Directions: Pick out every line with the word "calculator" and copy it.

Records from a data collection:
────────
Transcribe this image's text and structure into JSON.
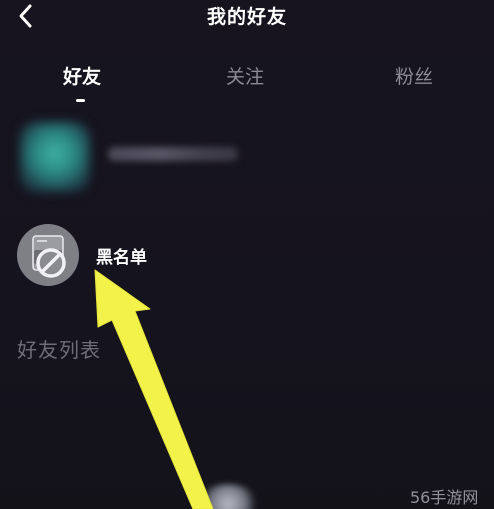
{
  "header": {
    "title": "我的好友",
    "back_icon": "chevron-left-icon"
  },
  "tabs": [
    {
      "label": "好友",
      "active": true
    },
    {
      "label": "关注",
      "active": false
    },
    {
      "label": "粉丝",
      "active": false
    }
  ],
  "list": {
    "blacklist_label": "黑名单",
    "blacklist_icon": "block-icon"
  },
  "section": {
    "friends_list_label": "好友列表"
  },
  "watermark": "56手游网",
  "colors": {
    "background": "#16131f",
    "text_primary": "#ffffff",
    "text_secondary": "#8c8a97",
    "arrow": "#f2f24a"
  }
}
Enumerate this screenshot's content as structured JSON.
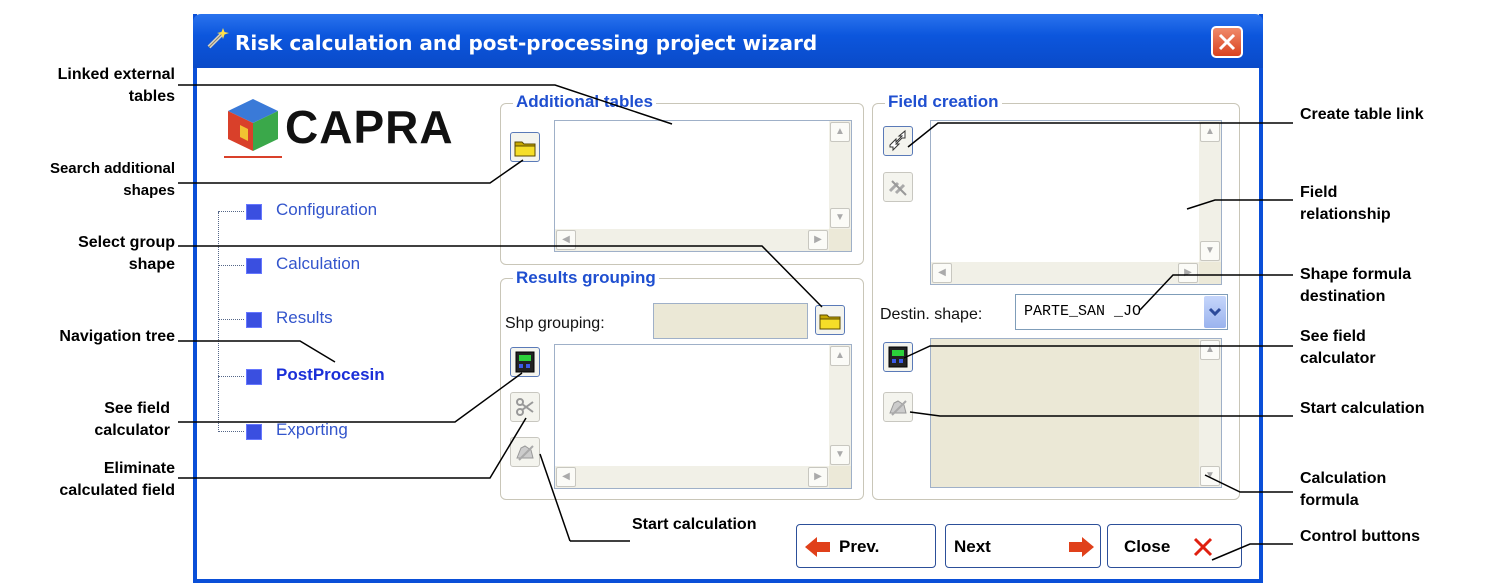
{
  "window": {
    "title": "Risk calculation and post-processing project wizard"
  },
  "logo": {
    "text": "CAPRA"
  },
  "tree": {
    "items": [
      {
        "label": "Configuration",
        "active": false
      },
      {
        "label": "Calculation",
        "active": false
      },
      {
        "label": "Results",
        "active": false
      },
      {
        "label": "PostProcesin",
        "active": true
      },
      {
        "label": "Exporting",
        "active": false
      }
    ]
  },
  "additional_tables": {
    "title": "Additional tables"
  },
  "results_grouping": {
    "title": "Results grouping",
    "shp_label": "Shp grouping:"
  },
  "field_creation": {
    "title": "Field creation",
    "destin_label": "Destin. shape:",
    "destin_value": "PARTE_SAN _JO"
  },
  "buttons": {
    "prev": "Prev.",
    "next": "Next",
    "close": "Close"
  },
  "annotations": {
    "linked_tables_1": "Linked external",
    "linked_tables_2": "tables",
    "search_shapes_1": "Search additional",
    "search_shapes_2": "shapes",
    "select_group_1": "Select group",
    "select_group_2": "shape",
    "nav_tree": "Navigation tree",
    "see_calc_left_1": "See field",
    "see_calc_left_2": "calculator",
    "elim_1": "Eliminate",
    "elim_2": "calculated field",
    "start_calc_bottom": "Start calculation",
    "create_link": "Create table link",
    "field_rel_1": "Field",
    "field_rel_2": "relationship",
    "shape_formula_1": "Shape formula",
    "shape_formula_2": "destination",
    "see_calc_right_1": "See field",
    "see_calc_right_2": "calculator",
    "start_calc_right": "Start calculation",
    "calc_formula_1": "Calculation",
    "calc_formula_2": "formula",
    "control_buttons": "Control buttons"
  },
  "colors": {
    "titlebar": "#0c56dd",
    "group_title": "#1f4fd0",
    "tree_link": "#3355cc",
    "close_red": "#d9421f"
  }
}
────────
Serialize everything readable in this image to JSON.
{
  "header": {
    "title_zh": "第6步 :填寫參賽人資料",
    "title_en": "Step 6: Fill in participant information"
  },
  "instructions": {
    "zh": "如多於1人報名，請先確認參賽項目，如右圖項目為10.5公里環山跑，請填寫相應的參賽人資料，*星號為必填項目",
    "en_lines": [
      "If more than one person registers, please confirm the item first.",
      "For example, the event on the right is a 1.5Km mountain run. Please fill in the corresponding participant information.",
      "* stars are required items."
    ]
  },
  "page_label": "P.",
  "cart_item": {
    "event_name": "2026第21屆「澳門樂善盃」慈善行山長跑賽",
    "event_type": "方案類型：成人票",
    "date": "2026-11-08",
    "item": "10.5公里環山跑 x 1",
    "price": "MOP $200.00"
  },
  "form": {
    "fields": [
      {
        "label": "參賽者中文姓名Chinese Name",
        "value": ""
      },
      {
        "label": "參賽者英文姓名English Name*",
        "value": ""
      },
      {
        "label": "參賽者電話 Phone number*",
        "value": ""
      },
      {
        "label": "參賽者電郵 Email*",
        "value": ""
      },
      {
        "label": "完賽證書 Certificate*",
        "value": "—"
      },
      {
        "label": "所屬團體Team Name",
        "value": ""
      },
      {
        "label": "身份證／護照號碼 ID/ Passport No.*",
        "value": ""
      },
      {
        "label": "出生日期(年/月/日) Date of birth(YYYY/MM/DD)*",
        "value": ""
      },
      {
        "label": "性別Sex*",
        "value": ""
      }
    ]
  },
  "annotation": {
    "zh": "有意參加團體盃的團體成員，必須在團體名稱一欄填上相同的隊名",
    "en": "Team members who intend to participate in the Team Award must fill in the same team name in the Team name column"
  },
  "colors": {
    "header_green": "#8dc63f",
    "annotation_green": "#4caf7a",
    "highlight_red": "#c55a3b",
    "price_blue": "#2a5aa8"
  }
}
────────
Solution to the problem:
    "see_calc_left_2": "calculator",
    "see_calc_right_2": "calculator",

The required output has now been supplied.